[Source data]

........

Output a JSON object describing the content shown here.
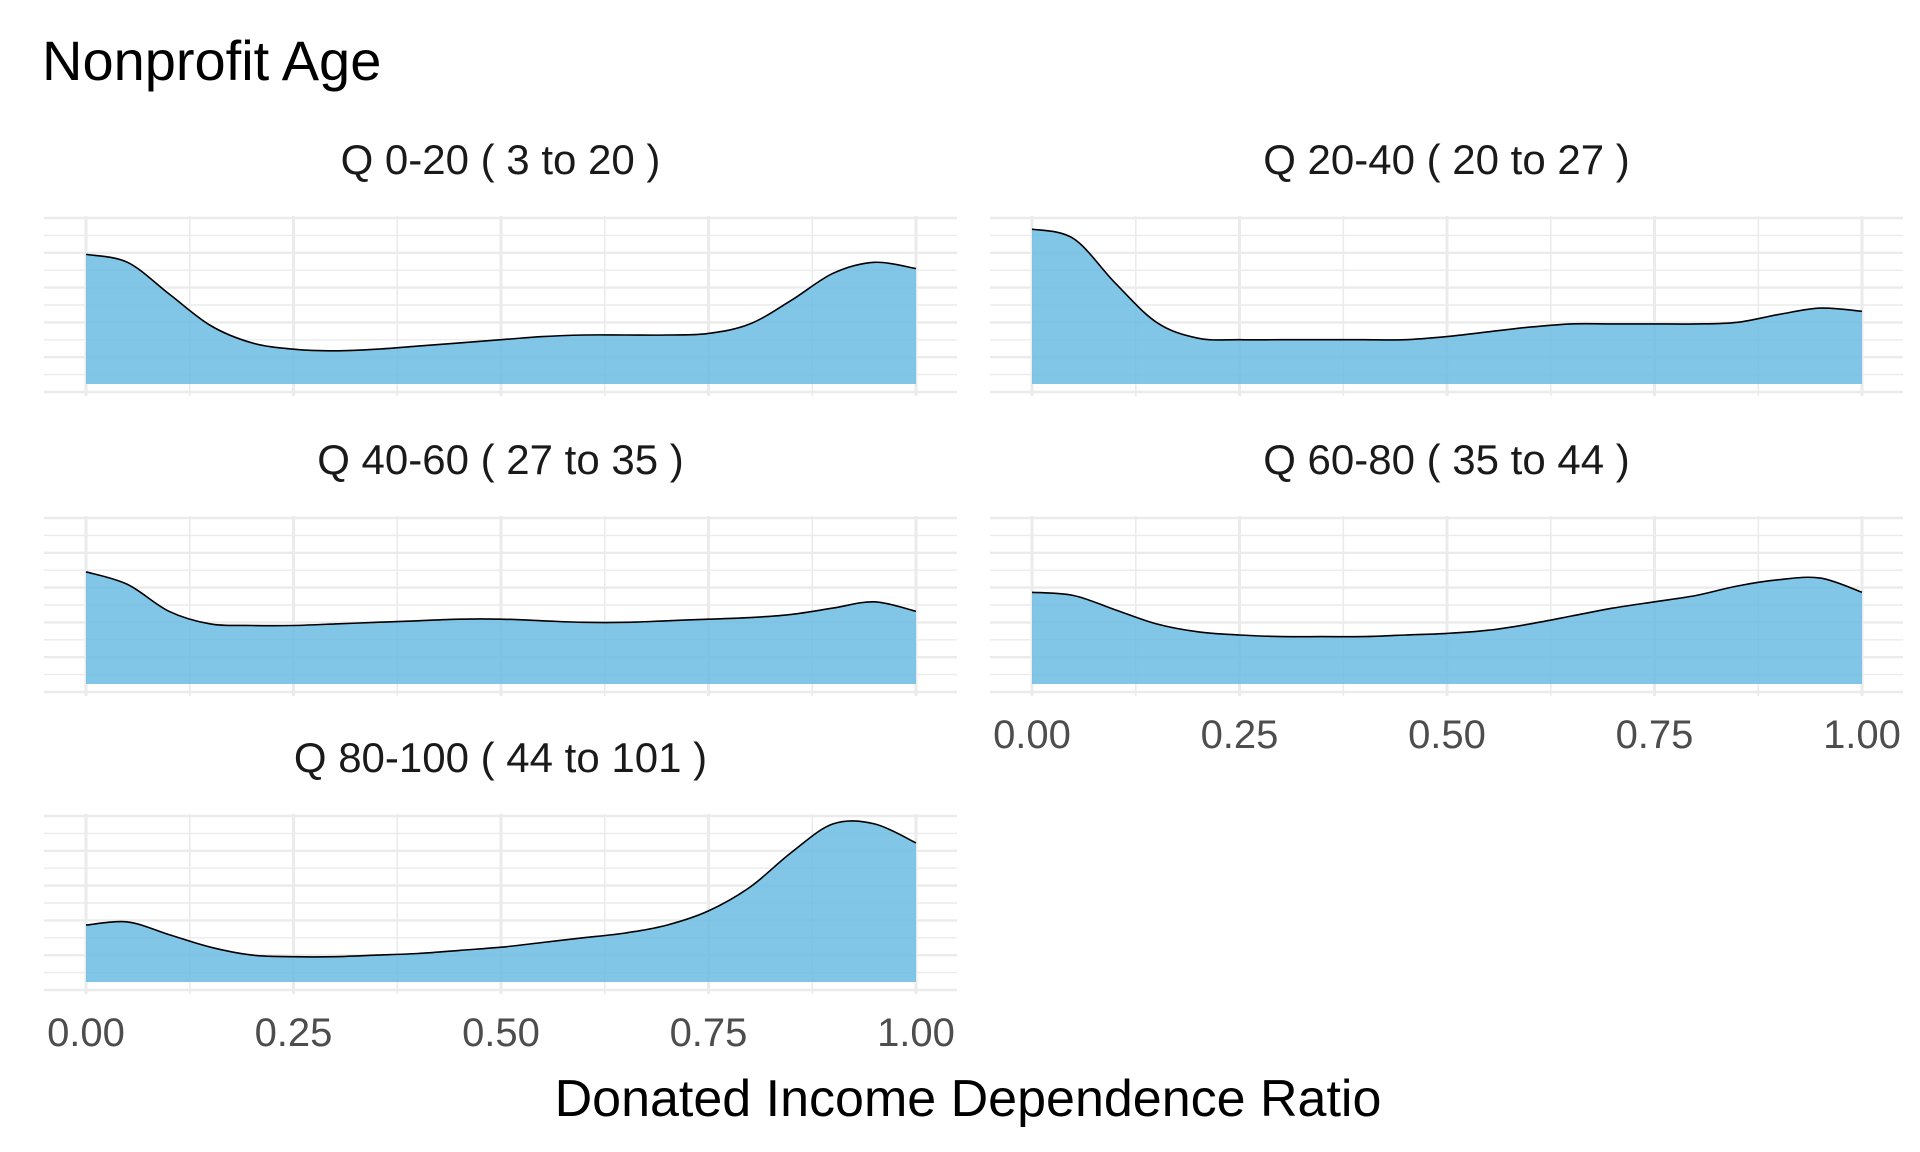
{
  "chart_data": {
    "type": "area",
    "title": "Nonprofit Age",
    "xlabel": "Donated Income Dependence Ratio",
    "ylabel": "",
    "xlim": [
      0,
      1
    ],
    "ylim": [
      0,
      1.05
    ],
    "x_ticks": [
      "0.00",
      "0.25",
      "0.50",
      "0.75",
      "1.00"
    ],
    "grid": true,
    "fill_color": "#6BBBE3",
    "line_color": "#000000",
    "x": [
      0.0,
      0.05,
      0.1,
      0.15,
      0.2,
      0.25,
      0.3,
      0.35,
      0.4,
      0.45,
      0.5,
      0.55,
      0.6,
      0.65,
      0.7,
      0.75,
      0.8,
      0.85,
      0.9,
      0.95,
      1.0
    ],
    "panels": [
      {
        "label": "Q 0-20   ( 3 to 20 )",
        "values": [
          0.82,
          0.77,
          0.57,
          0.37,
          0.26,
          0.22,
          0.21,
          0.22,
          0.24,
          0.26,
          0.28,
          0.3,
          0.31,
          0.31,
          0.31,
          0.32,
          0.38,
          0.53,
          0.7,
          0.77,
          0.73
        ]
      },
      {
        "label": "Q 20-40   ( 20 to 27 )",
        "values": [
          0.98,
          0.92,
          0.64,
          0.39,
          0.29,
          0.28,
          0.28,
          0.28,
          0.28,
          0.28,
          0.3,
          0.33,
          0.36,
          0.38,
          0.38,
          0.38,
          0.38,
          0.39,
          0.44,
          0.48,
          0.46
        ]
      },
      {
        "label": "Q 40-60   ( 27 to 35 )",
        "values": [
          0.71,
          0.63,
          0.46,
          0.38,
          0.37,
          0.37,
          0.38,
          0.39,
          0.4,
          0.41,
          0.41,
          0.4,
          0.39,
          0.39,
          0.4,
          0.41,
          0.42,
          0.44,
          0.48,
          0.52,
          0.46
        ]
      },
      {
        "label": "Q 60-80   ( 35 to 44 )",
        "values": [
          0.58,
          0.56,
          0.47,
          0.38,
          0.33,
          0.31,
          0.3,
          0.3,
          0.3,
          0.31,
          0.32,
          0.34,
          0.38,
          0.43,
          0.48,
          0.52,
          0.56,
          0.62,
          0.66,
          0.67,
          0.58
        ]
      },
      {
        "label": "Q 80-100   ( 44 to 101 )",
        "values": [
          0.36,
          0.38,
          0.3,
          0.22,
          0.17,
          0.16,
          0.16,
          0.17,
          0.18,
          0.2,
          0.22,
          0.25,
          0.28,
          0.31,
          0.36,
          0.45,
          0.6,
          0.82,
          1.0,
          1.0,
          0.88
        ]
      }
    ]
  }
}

........

# [Exercise]
Copy each line above precisely, dropping the pictures.

# [Result]
Output a JSON object describing the content shown here.
{
  "chart_data": {
    "type": "area",
    "title": "Nonprofit Age",
    "xlabel": "Donated Income Dependence Ratio",
    "ylabel": "",
    "xlim": [
      0,
      1
    ],
    "ylim": [
      0,
      1.05
    ],
    "x_ticks": [
      "0.00",
      "0.25",
      "0.50",
      "0.75",
      "1.00"
    ],
    "grid": true,
    "fill_color": "#6BBBE3",
    "line_color": "#000000",
    "x": [
      0.0,
      0.05,
      0.1,
      0.15,
      0.2,
      0.25,
      0.3,
      0.35,
      0.4,
      0.45,
      0.5,
      0.55,
      0.6,
      0.65,
      0.7,
      0.75,
      0.8,
      0.85,
      0.9,
      0.95,
      1.0
    ],
    "panels": [
      {
        "label": "Q 0-20   ( 3 to 20 )",
        "values": [
          0.82,
          0.77,
          0.57,
          0.37,
          0.26,
          0.22,
          0.21,
          0.22,
          0.24,
          0.26,
          0.28,
          0.3,
          0.31,
          0.31,
          0.31,
          0.32,
          0.38,
          0.53,
          0.7,
          0.77,
          0.73
        ]
      },
      {
        "label": "Q 20-40   ( 20 to 27 )",
        "values": [
          0.98,
          0.92,
          0.64,
          0.39,
          0.29,
          0.28,
          0.28,
          0.28,
          0.28,
          0.28,
          0.3,
          0.33,
          0.36,
          0.38,
          0.38,
          0.38,
          0.38,
          0.39,
          0.44,
          0.48,
          0.46
        ]
      },
      {
        "label": "Q 40-60   ( 27 to 35 )",
        "values": [
          0.71,
          0.63,
          0.46,
          0.38,
          0.37,
          0.37,
          0.38,
          0.39,
          0.4,
          0.41,
          0.41,
          0.4,
          0.39,
          0.39,
          0.4,
          0.41,
          0.42,
          0.44,
          0.48,
          0.52,
          0.46
        ]
      },
      {
        "label": "Q 60-80   ( 35 to 44 )",
        "values": [
          0.58,
          0.56,
          0.47,
          0.38,
          0.33,
          0.31,
          0.3,
          0.3,
          0.3,
          0.31,
          0.32,
          0.34,
          0.38,
          0.43,
          0.48,
          0.52,
          0.56,
          0.62,
          0.66,
          0.67,
          0.58
        ]
      },
      {
        "label": "Q 80-100   ( 44 to 101 )",
        "values": [
          0.36,
          0.38,
          0.3,
          0.22,
          0.17,
          0.16,
          0.16,
          0.17,
          0.18,
          0.2,
          0.22,
          0.25,
          0.28,
          0.31,
          0.36,
          0.45,
          0.6,
          0.82,
          1.0,
          1.0,
          0.88
        ]
      }
    ]
  }
}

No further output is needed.